■ GOAL
Look over the lines below. Report each one that includes the string "Loss".

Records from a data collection
= = = = = = =

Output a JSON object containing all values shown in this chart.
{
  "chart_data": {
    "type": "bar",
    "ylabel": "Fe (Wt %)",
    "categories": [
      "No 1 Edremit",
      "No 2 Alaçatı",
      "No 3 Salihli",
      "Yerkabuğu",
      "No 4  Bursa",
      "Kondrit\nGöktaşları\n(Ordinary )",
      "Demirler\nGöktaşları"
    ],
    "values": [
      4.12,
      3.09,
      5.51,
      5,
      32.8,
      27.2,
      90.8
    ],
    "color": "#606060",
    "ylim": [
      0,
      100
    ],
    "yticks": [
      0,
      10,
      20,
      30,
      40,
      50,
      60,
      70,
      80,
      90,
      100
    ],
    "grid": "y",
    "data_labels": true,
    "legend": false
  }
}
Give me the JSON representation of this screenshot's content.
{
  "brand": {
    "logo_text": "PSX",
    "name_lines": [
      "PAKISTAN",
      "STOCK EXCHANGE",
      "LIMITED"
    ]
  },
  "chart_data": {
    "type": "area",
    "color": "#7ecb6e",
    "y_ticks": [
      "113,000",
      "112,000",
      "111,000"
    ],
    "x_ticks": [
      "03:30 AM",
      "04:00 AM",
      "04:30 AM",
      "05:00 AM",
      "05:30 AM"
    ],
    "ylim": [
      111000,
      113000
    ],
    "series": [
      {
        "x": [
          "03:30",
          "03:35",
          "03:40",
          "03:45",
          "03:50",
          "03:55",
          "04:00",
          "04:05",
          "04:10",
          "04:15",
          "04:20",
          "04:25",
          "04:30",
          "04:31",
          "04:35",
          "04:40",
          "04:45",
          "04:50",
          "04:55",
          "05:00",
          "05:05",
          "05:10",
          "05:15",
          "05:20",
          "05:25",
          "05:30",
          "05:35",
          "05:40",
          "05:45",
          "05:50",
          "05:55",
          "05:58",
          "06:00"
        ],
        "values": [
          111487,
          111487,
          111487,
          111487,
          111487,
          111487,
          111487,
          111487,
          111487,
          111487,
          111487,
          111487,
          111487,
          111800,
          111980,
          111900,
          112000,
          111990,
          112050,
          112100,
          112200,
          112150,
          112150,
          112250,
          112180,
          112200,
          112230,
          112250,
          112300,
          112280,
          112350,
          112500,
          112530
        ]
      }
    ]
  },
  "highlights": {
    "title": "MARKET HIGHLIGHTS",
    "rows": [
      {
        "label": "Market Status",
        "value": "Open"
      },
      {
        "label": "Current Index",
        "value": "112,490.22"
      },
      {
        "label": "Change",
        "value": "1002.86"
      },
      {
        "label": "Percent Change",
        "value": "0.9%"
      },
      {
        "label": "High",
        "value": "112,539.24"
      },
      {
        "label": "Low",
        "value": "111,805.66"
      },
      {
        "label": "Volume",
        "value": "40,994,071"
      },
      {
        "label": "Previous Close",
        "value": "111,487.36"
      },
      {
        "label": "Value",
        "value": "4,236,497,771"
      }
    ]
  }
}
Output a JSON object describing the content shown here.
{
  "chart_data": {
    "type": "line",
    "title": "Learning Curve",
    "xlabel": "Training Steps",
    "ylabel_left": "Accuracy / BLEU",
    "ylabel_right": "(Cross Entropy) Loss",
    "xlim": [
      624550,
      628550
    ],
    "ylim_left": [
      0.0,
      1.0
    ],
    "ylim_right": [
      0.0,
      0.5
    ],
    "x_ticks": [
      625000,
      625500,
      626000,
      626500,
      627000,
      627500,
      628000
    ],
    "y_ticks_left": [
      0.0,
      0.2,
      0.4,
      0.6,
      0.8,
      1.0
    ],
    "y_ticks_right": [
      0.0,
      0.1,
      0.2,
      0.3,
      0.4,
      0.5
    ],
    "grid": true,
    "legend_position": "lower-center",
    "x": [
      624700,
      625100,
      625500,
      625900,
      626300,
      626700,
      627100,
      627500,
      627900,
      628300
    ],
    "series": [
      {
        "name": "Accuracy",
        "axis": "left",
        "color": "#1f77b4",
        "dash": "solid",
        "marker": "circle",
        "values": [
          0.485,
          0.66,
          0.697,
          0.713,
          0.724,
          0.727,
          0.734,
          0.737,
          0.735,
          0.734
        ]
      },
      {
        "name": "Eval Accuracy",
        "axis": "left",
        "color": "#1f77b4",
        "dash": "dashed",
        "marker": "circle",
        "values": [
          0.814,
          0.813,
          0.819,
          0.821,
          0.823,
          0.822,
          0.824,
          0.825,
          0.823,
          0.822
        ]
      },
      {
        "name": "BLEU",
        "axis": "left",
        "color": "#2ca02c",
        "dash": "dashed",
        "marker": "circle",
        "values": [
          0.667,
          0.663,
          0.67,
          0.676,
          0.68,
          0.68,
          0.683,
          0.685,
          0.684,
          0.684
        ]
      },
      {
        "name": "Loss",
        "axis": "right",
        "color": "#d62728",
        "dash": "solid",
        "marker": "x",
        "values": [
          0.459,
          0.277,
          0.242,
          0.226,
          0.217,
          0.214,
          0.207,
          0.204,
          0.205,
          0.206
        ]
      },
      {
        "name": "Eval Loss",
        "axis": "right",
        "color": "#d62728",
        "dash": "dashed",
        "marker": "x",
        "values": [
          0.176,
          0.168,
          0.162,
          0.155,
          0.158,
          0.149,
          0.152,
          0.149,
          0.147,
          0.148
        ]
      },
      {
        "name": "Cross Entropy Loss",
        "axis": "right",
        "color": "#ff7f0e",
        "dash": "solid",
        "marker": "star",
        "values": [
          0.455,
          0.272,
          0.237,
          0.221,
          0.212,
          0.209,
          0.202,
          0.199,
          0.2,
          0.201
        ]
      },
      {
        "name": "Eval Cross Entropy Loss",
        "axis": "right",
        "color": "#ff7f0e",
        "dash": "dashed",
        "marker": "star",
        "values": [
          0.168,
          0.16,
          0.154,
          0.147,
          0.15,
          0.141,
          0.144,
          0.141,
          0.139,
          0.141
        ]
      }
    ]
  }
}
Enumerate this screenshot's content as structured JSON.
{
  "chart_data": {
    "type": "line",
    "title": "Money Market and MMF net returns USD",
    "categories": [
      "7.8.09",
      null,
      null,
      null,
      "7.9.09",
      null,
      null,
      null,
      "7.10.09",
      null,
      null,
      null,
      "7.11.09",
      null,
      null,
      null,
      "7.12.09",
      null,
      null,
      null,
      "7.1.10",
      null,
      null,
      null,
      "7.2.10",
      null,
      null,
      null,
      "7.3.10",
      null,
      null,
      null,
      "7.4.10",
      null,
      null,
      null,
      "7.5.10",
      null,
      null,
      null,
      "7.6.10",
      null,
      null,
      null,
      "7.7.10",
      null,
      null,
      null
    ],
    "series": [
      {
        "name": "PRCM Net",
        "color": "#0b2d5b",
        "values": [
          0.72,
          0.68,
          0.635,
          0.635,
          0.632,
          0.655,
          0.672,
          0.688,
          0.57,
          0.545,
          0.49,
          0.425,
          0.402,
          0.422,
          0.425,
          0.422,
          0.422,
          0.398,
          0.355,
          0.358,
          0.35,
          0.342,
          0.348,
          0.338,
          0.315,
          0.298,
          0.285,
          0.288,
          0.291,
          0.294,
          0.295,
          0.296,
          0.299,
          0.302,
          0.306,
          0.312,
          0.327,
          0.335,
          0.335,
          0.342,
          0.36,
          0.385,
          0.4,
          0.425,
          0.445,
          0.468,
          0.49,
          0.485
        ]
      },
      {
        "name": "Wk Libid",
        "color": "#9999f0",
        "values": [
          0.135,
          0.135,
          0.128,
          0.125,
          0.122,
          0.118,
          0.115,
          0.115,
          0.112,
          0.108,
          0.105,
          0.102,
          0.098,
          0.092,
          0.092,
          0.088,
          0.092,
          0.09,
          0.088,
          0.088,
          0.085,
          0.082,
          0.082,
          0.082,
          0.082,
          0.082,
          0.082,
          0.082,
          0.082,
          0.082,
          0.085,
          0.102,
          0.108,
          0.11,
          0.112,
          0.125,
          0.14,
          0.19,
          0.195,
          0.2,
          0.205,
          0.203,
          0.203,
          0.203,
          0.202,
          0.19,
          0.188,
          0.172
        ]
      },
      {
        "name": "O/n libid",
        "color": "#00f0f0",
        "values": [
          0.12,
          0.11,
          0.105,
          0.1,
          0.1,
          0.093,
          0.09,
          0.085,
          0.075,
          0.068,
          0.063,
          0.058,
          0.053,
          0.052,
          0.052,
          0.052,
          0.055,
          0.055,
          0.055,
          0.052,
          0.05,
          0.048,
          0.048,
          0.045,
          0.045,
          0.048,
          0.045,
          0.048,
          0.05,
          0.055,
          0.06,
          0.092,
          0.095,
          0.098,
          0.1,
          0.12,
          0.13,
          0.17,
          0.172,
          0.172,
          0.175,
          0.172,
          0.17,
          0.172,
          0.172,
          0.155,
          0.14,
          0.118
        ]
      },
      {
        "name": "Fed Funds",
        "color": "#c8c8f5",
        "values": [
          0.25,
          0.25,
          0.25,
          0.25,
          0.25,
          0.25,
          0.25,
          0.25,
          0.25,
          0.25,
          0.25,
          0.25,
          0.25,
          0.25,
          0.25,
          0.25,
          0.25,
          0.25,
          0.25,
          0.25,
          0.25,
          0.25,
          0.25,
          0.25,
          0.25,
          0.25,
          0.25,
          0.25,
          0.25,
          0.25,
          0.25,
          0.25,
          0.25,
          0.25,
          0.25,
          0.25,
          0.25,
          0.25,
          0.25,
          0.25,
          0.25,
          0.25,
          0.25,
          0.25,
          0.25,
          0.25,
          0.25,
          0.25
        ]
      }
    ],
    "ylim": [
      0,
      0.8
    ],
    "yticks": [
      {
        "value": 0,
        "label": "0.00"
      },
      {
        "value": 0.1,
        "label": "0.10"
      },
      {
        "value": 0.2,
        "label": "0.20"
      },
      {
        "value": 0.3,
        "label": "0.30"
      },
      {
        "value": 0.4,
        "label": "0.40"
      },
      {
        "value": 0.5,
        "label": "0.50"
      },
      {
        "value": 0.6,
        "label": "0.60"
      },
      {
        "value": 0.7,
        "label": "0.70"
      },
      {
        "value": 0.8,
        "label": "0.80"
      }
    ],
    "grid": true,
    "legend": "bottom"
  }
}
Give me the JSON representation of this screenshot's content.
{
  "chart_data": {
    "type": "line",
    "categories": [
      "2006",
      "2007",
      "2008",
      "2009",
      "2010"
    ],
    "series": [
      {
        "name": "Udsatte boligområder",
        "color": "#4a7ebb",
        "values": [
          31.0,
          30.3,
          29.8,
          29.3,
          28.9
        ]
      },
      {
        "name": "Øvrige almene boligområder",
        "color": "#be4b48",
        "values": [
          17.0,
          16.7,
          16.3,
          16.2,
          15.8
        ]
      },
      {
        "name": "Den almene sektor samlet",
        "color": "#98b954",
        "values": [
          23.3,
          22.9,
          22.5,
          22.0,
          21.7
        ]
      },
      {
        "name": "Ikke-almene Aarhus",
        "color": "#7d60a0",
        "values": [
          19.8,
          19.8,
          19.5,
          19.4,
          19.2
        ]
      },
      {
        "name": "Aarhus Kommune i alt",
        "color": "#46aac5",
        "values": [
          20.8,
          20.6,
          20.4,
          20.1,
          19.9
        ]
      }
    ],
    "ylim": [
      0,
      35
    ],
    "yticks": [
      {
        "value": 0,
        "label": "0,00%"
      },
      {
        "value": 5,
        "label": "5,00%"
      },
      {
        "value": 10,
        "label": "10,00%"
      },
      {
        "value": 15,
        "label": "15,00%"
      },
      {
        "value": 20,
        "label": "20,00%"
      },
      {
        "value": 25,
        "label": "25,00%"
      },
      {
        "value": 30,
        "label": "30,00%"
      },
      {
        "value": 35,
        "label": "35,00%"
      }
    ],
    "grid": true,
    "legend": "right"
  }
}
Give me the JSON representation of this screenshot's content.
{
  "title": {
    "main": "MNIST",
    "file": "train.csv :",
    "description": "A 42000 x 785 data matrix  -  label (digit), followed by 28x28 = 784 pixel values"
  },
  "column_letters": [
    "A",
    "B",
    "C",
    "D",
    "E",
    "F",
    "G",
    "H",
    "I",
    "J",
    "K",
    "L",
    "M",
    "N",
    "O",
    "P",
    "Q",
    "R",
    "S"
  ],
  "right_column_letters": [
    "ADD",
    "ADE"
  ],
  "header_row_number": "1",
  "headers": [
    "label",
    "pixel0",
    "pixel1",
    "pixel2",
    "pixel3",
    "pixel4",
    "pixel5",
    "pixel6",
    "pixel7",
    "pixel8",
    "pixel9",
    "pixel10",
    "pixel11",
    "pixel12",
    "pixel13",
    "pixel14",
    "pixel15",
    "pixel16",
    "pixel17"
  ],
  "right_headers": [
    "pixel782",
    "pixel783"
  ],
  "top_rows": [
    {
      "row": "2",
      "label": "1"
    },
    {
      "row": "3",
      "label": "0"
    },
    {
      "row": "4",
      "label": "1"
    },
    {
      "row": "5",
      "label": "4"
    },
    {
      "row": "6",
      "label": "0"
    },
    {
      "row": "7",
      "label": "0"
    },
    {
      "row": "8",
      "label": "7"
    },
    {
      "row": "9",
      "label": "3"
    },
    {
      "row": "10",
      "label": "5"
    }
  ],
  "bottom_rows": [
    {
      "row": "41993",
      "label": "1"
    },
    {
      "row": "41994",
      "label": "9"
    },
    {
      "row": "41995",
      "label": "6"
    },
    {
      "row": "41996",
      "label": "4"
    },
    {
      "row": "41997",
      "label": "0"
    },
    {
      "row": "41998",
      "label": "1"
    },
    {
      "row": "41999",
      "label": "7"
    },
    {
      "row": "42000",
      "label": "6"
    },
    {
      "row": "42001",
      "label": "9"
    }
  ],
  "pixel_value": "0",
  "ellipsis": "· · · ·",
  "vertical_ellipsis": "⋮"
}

= = = = = = =

■ ANSWER BELOW
    "ylabel_right": "(Cross Entropy) Loss",
        "name": "Loss",
        "name": "Eval Loss",
        "name": "Cross Entropy Loss",
        "name": "Eval Cross Entropy Loss",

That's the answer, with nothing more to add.